### Quelle
● ● ● ● ● ● ●

Der Unabhängige Verwaltungssenat des Landes Oberösterreich hat durch sein Mitglied Mag. Thomas Kühberger über den Antrag der J M GmbH & Co KG (im Folgenden: Antragstellerin), vertreten durch D & J, Rechtsanwälte, G, W, vom 22.9.2006 auf Erlassung einer einstweiligen Verfügung im Vergabeverfahren des Landes Oberösterreich (im Folgenden: Auftraggeber) vertreten durch das Amt der Oö. Landesregierung, Landesstraßen­verwaltung, Abt. Strategische Straßenplanung und Netzausbau  betreffend das Vorhaben „Neubau der B 141 Rieder Straße, von Bau km 0,00 bis Bau km 2,525, Baulos ‚Umfahrung Altheim-Ost’ – BauN‑100176/15-2006“, zu Recht erkannt:

 

Dem Antrag wird stattgegeben und dem Auftraggeber Land Oberösterreich die Erteilung des Zuschlages bis zur Entscheidung in diesem Nachprüfungsverfahren, längstens aber bis 22. Oktober 2006 untersagt.

 

Rechtsgrundlage:

§§ 1, 2, 3 und 11 Oö. Vergabenachprüfungsgesetz – OÖ. VNPG, LGBl. Nr. 153/2002.

 

 

Entscheidungsgründe:

 

1. Mit Eingabe vom 22.9.2006, beim Oö. Verwaltungssenat am 22.9.2006 per E-Mail eingebracht, wurde von der Antragstellerin der Antrag auf Durchführung eines Nachprüfungsverfahrens und auf Erlassung einer einstweiligen Verfügung, dem Auftraggeber die Zuschlagserteilung bis zur Entscheidung im Nachprüfungs­verfahren, längstens aber für die Dauer von einem Monat nach Antragstellung, zu untersagen sowie auf Ersatz der entrichteten Pauschalgebühren gestellt.

 

Die Auftraggeberin beabsichtige den Neubau der B 141 Rieder Straße von Bau km 0,00 bis Bau km 2,525 (Baulos Umfahrung Altheim-Ost) zur Vergabe zu bringen. Weiters handle es sich um einen Bauauftrag in einem offenen Verfahren im Unterschwellenbereich. Die Angebotsfrist ende am 11.8.2006 um 9.00 Uhr.

 

In den Ausschreibungsunterlagen sei festgehalten, dass der Zuschlag dem Angebot mit dem niedrigsten Preis erteilt werde und darüber hinaus hinsichtlich bestimmter Positionen des Leistungsverzeichnisses eine vertiefte Angebotsprüfung durchgeführt werde.

Die Angebotsöffnung habe ergeben, dass die Antragstellerin an die dritte Stelle zu reihen war. Die Firmen H & F Bau GesmbH & Co KG sowie H. B GmbH seien an erster bzw. zweiter Stelle zu reihen gewesen. Jedoch seien in Einzelpositionen in den Angeboten dieser beiden Bieter spekulative Preise angeboten worden, welche durch eine vertiefe Angebotsprüfung hätten auffallen müssen.

● ● ● ● ● ● ●

### Datenauszug
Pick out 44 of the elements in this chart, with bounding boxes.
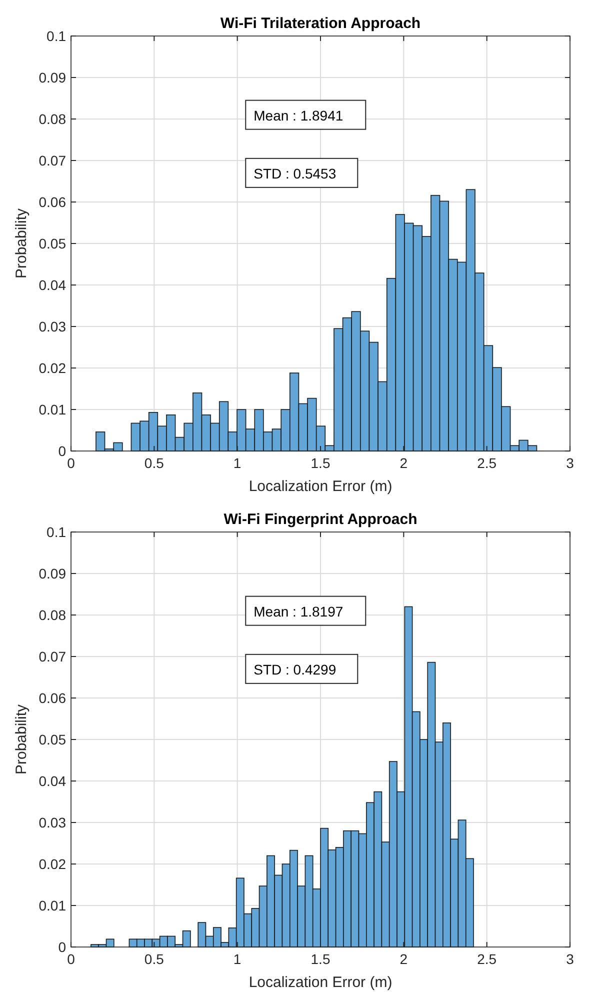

● ● ● ● ● ● ●

### Arbeitsanweisungen
• 1. Beantworten Sie anhand der Quelle folgende Fragen:
(a) Bis zu welchem Tag wird dem Auftraggeber die Erteilung des Zuschlages längstens untersagt?
(b) Zu welchem Zeitpunkt endet die Angebotsfrist?
(c) An welche Stelle war die Antragstellerin nach der Angebotsöffnung zu reihen?
• 2. Nennen Sie alle Paragraphen des Oö. Vergabenachprüfungsgesetzes, die in der Quelle unter „Rechtsgrundlage:“ angeführt sind.
• 3. Führen Sie die Entscheidung zum Vergabeverfahren „Umfahrung Altheim-Ost“ im Anschluss an ihren letzten Satz fort.

### Antworten
• 1.
(a) Bis 22. Oktober 2006.
(b) Am 11.8.2006 um 9.00 Uhr.
(c) An die dritte Stelle.

• 2. § 1, § 2, § 3 und § 11 Oö. VNPG

• 3.
 

Trotz dieser spekulativen Preise habe die Auftraggeberin mit 15.9.2006 bekannt gegeben, den Zuschlag der Firma H & F Bau GesmbH & Co KG mit einer Auftragssumme inkl. USt. von 3,695.842,45 Euro zu erteilen. Auf die Stillhaltefrist wurde hingewiesen.

 

Die Antragstellerin bekämpfe die am 15.9.2006 bekannt gegebene Zuschlagsentscheidung. Durch die Rechtswidrigkeit dieser gesondert anfechtbaren Entscheidung sei die Antragstellerin in ihrem Recht auf Zuschlagserteilung, auf Ausscheiden der vor ihr gereihten Angebote, auf Gleichbehandlung im Vergabeverfahren und auf eine vollständige und gesetzeskonforme Angebotsprüfung sämtlicher Angebote verletzt.

 

Bezüglich des Schadens bzw. Interesses am Vertragsabschluss wurde von der Antragstellerin angeführt, dass ihr durch die behauptete Vergaberechtsverletzung ein Gewinnentgang von 308.806,85 Euro (zzgl. USt.) sowie die Frustration der Kosten der Angebotslegung in Höhe von 12.000 Euro (zzgl. USt.) drohe.

 

Die Antragstellerin habe ihr Interesse am Vertragsabschluss durch Legung eines ordnungsgemäßen Angebotes sowie durch die Bekämpfung der Zuschlagsentscheidung dargelegt.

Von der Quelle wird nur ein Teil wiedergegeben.